§ TASK GOAL
Below are some entries. Output each one exactly as it appears.

§ WORKING DATA
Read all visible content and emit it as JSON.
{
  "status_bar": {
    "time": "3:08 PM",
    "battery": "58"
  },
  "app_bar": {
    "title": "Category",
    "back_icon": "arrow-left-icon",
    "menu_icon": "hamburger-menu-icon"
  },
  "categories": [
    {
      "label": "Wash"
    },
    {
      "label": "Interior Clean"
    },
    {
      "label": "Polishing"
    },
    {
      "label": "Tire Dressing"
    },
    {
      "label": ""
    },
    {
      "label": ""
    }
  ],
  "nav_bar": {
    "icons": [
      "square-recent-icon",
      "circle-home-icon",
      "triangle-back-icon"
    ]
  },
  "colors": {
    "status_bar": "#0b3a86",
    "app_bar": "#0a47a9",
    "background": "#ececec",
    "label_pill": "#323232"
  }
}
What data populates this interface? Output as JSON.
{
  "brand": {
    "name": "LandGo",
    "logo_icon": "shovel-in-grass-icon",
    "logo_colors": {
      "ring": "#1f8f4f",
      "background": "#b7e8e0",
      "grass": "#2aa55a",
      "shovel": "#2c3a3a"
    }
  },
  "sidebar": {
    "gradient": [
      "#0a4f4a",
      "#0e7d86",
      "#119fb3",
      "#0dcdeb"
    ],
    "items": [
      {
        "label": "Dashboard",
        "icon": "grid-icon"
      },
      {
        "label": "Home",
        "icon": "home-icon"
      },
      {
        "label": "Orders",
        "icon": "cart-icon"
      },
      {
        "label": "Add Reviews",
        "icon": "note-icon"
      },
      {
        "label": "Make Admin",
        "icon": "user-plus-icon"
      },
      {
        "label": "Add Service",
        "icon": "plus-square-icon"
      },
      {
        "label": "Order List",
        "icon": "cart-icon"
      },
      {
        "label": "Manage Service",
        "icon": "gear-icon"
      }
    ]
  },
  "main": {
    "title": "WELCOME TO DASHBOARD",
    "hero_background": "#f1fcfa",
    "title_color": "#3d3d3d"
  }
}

§ OUTPUT FOR THIS TASK
Read all visible content and emit it as JSON.
{
  "status_bar": {
    "time": "3:08 PM",
    "battery": "58"
  },
  "app_bar": {
    "title": "Category",
    "back_icon": "arrow-left-icon",
    "menu_icon": "hamburger-menu-icon"
  },
  "categories": [
    {
      "label": "Wash"
    },
    {
      "label": "Interior Clean"
    },
    {
      "label": "Polishing"
    },
    {
      "label": "Tire Dressing"
    },
    {
      "label": ""
    },
    {
      "label": ""
    }
  ],
  "nav_bar": {
    "icons": [
      "square-recent-icon",
      "circle-home-icon",
      "triangle-back-icon"
    ]
  },
  "colors": {
    "status_bar": "#0b3a86",
    "app_bar": "#0a47a9",
    "background": "#ececec",
    "label_pill": "#323232"
  }
}
What data populates this interface? Output as JSON.
{
  "brand": {
    "name": "LandGo",
    "logo_icon": "shovel-in-grass-icon",
    "logo_colors": {
      "ring": "#1f8f4f",
      "background": "#b7e8e0",
      "grass": "#2aa55a",
      "shovel": "#2c3a3a"
    }
  },
  "sidebar": {
    "gradient": [
      "#0a4f4a",
      "#0e7d86",
      "#119fb3",
      "#0dcdeb"
    ],
    "items": [
      {
        "label": "Dashboard",
        "icon": "grid-icon"
      },
      {
        "label": "Home",
        "icon": "home-icon"
      },
      {
        "label": "Orders",
        "icon": "cart-icon"
      },
      {
        "label": "Add Reviews",
        "icon": "note-icon"
      },
      {
        "label": "Make Admin",
        "icon": "user-plus-icon"
      },
      {
        "label": "Add Service",
        "icon": "plus-square-icon"
      },
      {
        "label": "Order List",
        "icon": "cart-icon"
      },
      {
        "label": "Manage Service",
        "icon": "gear-icon"
      }
    ]
  },
  "main": {
    "title": "WELCOME TO DASHBOARD",
    "hero_background": "#f1fcfa",
    "title_color": "#3d3d3d"
  }
}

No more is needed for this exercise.